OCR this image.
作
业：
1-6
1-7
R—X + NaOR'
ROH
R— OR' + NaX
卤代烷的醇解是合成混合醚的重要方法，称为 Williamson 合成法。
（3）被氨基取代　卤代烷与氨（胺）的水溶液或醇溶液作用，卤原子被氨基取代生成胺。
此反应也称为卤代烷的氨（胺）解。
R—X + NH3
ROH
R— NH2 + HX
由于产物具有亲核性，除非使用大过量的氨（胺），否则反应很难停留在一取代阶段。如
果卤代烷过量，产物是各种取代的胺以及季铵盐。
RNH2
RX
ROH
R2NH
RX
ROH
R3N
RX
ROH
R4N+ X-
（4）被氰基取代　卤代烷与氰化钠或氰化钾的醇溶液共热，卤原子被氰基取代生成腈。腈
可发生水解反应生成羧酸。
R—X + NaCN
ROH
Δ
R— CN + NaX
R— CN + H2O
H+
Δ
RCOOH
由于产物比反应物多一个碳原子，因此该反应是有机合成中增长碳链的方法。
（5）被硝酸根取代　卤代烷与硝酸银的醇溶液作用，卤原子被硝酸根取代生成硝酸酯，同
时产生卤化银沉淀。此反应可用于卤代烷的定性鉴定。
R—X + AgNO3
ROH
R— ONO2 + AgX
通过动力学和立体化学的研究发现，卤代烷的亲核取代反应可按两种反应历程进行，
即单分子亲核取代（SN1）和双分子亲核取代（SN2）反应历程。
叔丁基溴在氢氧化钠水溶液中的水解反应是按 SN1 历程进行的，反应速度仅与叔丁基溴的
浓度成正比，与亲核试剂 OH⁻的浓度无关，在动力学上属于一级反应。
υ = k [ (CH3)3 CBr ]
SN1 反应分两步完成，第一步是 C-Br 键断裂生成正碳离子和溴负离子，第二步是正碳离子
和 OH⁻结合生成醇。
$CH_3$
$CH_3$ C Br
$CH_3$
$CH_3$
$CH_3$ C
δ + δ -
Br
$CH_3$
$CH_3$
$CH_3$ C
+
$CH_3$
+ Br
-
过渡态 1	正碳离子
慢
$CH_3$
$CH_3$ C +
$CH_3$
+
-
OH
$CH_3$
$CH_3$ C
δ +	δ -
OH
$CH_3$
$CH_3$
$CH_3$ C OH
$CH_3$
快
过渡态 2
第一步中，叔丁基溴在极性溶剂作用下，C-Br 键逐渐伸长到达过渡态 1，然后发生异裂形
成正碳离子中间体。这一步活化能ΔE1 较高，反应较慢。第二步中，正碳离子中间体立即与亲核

> _EXERCISE PROMPT_: Set down all of the data above, word for word.

> _FULL SOLUTION_:
OCR this image.
作
业：
1-6
1-7
R—X + NaOR'
ROH
R— OR' + NaX
卤代烷的醇解是合成混合醚的重要方法，称为 Williamson 合成法。
（3）被氨基取代　卤代烷与氨（胺）的水溶液或醇溶液作用，卤原子被氨基取代生成胺。
此反应也称为卤代烷的氨（胺）解。
R—X + NH3
ROH
R— NH2 + HX
由于产物具有亲核性，除非使用大过量的氨（胺），否则反应很难停留在一取代阶段。如
果卤代烷过量，产物是各种取代的胺以及季铵盐。
RNH2
RX
ROH
R2NH
RX
ROH
R3N
RX
ROH
R4N+ X-
（4）被氰基取代　卤代烷与氰化钠或氰化钾的醇溶液共热，卤原子被氰基取代生成腈。腈
可发生水解反应生成羧酸。
R—X + NaCN
ROH
Δ
R— CN + NaX
R— CN + H2O
H+
Δ
RCOOH
由于产物比反应物多一个碳原子，因此该反应是有机合成中增长碳链的方法。
（5）被硝酸根取代　卤代烷与硝酸银的醇溶液作用，卤原子被硝酸根取代生成硝酸酯，同
时产生卤化银沉淀。此反应可用于卤代烷的定性鉴定。
R—X + AgNO3
ROH
R— ONO2 + AgX
通过动力学和立体化学的研究发现，卤代烷的亲核取代反应可按两种反应历程进行，
即单分子亲核取代（SN1）和双分子亲核取代（SN2）反应历程。
叔丁基溴在氢氧化钠水溶液中的水解反应是按 SN1 历程进行的，反应速度仅与叔丁基溴的
浓度成正比，与亲核试剂 OH⁻的浓度无关，在动力学上属于一级反应。
υ = k [ (CH3)3 CBr ]
SN1 反应分两步完成，第一步是 C-Br 键断裂生成正碳离子和溴负离子，第二步是正碳离子
和 OH⁻结合生成醇。
$CH_3$
$CH_3$ C Br
$CH_3$
$CH_3$
$CH_3$ C
δ + δ -
Br
$CH_3$
$CH_3$
$CH_3$ C
+
$CH_3$
+ Br
-
过渡态 1	正碳离子
慢
$CH_3$
$CH_3$ C +
$CH_3$
+
-
OH
$CH_3$
$CH_3$ C
δ +	δ -
OH
$CH_3$
$CH_3$
$CH_3$ C OH
$CH_3$
快
过渡态 2
第一步中，叔丁基溴在极性溶剂作用下，C-Br 键逐渐伸长到达过渡态 1，然后发生异裂形
成正碳离子中间体。这一步活化能ΔE1 较高，反应较慢。第二步中，正碳离子中间体立即与亲核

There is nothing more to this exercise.